*Task inputs*:
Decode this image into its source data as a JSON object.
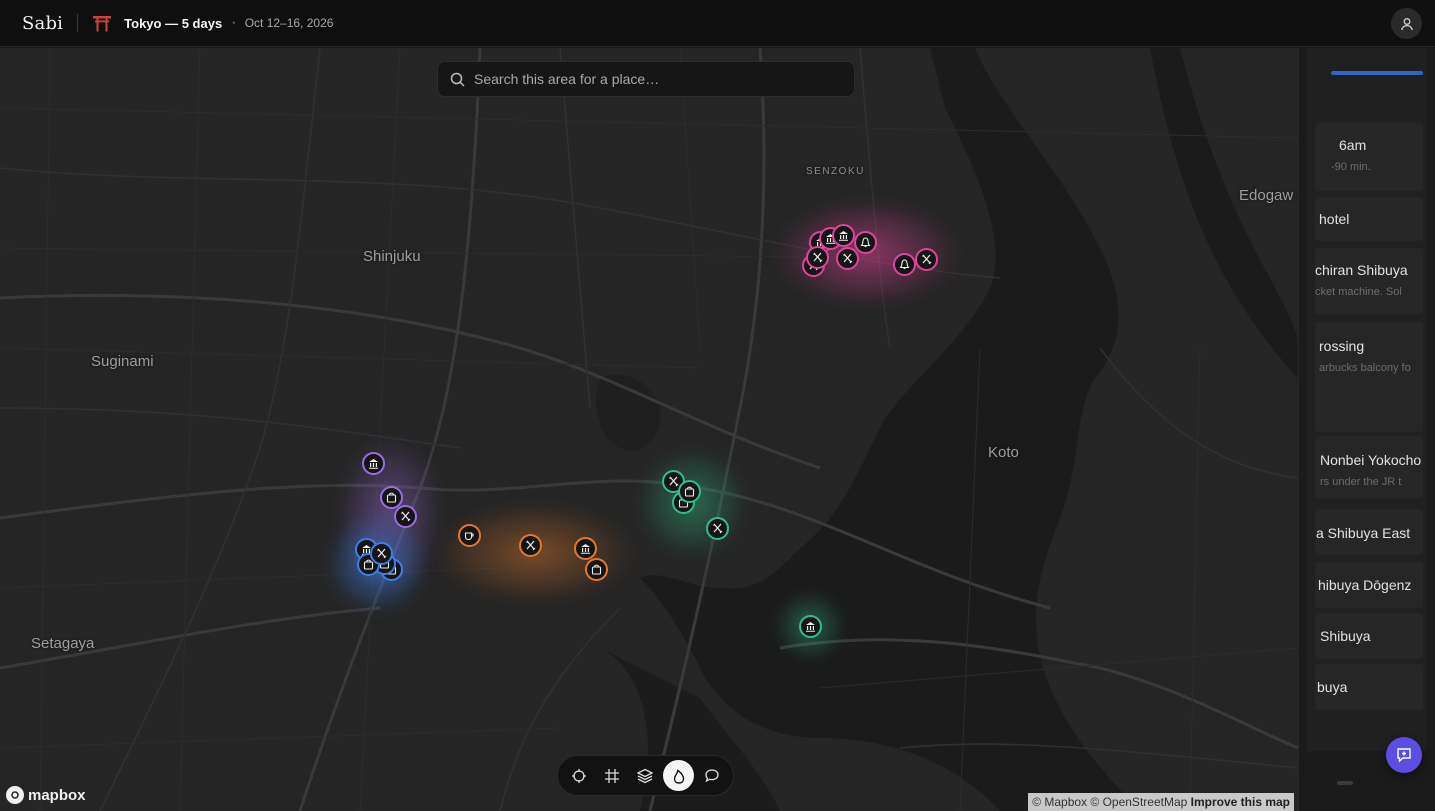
{
  "app": {
    "name": "Sabi"
  },
  "trip": {
    "title": "Tokyo — 5 days",
    "dates": "Oct 12–16, 2026"
  },
  "header": {
    "avatar_icon": "user-icon"
  },
  "search": {
    "placeholder": "Search this area for a place…"
  },
  "map": {
    "places": [
      "Shinjuku",
      "Suginami",
      "Setagaya",
      "Koto",
      "SENZOKU",
      "Edogaw"
    ],
    "day_colors": {
      "pink": "#e0449a",
      "purple": "#9b6de0",
      "blue": "#3e7ee8",
      "orange": "#e5782a",
      "green": "#2fbf8a"
    },
    "branding": "mapbox",
    "attribution": {
      "text": "© Mapbox © OpenStreetMap",
      "link": "Improve this map"
    }
  },
  "toolbar": {
    "tools": [
      {
        "icon": "crosshair-icon",
        "active": false
      },
      {
        "icon": "hashtag-icon",
        "active": false
      },
      {
        "icon": "layers-icon",
        "active": false
      },
      {
        "icon": "flame-icon",
        "active": true
      },
      {
        "icon": "chat-bubble-icon",
        "active": false
      }
    ]
  },
  "itinerary": {
    "items": [
      {
        "title": "6am",
        "subtitle": "-90 min."
      },
      {
        "title": "hotel",
        "subtitle": ""
      },
      {
        "title": "chiran Shibuya",
        "subtitle": "cket machine. Sol"
      },
      {
        "title": "rossing",
        "subtitle": "arbucks balcony fo"
      },
      {
        "title": "Nonbei Yokocho",
        "subtitle": "rs under the JR t"
      },
      {
        "title": "a Shibuya East",
        "subtitle": ""
      },
      {
        "title": "hibuya Dōgenz",
        "subtitle": ""
      },
      {
        "title": "Shibuya",
        "subtitle": ""
      },
      {
        "title": "buya",
        "subtitle": ""
      }
    ]
  },
  "fab": {
    "icon": "chat-add-icon"
  }
}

*What is needed*: Write out all the entries again, word for word, and print no images.

*Exercise response*:
Decode this image into its source data as a JSON object.
{
  "app": {
    "name": "Sabi"
  },
  "trip": {
    "title": "Tokyo — 5 days",
    "dates": "Oct 12–16, 2026"
  },
  "header": {
    "avatar_icon": "user-icon"
  },
  "search": {
    "placeholder": "Search this area for a place…"
  },
  "map": {
    "places": [
      "Shinjuku",
      "Suginami",
      "Setagaya",
      "Koto",
      "SENZOKU",
      "Edogaw"
    ],
    "day_colors": {
      "pink": "#e0449a",
      "purple": "#9b6de0",
      "blue": "#3e7ee8",
      "orange": "#e5782a",
      "green": "#2fbf8a"
    },
    "branding": "mapbox",
    "attribution": {
      "text": "© Mapbox © OpenStreetMap",
      "link": "Improve this map"
    }
  },
  "toolbar": {
    "tools": [
      {
        "icon": "crosshair-icon",
        "active": false
      },
      {
        "icon": "hashtag-icon",
        "active": false
      },
      {
        "icon": "layers-icon",
        "active": false
      },
      {
        "icon": "flame-icon",
        "active": true
      },
      {
        "icon": "chat-bubble-icon",
        "active": false
      }
    ]
  },
  "itinerary": {
    "items": [
      {
        "title": "6am",
        "subtitle": "-90 min."
      },
      {
        "title": "hotel",
        "subtitle": ""
      },
      {
        "title": "chiran Shibuya",
        "subtitle": "cket machine. Sol"
      },
      {
        "title": "rossing",
        "subtitle": "arbucks balcony fo"
      },
      {
        "title": "Nonbei Yokocho",
        "subtitle": "rs under the JR t"
      },
      {
        "title": "a Shibuya East",
        "subtitle": ""
      },
      {
        "title": "hibuya Dōgenz",
        "subtitle": ""
      },
      {
        "title": "Shibuya",
        "subtitle": ""
      },
      {
        "title": "buya",
        "subtitle": ""
      }
    ]
  },
  "fab": {
    "icon": "chat-add-icon"
  }
}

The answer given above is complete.